══ TEXT EXCERPT ══

[lug] Reliable SATA server?

Sun Apr 29 18:05:41 MDT 2012

Hi Sean,

Good stuff, thanks. :)

> The way I'm reading your message, it sounds like the major case where you
> are having problems is with the disc sub-system being saturated.

The problem isn't throughput; it's corruption or failure.  I do now
know that cheaper SATA drives have this problem with ERC timeouts, and
that confused the RAID controller.  That's probably happening due to
the amount of data going through the system.  Buying more expensive
SATA drives allows me to adjust the ERC timeouts.  I have heard the WD
drives allow this on their low-end drives, but given the price
difference, there's little point, in not going with the more expensive
drives.  I always thought the theory behind RAID was the "I", but I
guess I'm a bit naive. ;-)

> For hardware we've been fairly happy with Supermicro.

I was running these for a while, too, but they had weird failures,
including backplane.  I ran a few other devices, but all seem to have
problems.

═══
══ DATASET EXTRACT ══

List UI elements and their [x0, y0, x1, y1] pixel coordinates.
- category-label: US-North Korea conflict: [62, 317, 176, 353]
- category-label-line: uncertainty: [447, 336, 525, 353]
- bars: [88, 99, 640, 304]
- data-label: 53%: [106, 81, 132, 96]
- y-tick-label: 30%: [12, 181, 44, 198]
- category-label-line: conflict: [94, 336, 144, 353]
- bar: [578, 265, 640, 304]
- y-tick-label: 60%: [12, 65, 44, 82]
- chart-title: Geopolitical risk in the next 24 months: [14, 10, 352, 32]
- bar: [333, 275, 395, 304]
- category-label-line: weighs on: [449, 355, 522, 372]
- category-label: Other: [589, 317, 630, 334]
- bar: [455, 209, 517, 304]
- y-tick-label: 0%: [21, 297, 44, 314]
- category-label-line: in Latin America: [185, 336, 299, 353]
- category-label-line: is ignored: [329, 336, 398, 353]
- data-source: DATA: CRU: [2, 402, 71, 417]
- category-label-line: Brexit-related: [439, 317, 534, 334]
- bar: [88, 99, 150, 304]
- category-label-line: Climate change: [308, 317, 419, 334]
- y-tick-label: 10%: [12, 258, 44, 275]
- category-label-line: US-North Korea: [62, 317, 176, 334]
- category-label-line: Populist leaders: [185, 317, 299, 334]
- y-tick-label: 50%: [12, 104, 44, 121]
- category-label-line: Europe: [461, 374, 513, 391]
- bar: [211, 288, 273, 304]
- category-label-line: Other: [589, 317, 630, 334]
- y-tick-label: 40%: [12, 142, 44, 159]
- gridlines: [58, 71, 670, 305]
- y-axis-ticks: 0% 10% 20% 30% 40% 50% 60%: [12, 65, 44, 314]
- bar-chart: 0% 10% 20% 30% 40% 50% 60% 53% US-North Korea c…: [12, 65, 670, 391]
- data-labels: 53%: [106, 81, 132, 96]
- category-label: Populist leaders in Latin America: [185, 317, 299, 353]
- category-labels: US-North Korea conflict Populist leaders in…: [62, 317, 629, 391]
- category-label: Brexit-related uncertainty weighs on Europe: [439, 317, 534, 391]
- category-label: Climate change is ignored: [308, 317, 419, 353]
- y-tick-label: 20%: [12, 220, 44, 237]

═══

GIVEN EXERCISE 1
Translate this sentence from the forum post about SATA servers into Spanish: "The problem isn't throughput; it's corruption or failure."
GIVEN EXERCISE 2
Rewrite the rows as a JSON list of strings, one string per line, starting with the first line of the rows and going on through the line with "- data-label: 53%: [106, 81, 132, 96]".

SOLUTION 1
El problema no es el rendimiento; es la corrupción o la falla.

SOLUTION 2
[
  "List UI elements and their [x0, y0, x1, y1] pixel coordinates.",
  "- category-label: US-North Korea conflict: [62, 317, 176, 353]",
  "- category-label-line: uncertainty: [447, 336, 525, 353]",
  "- bars: [88, 99, 640, 304]",
  "- data-label: 53%: [106, 81, 132, 96]"
]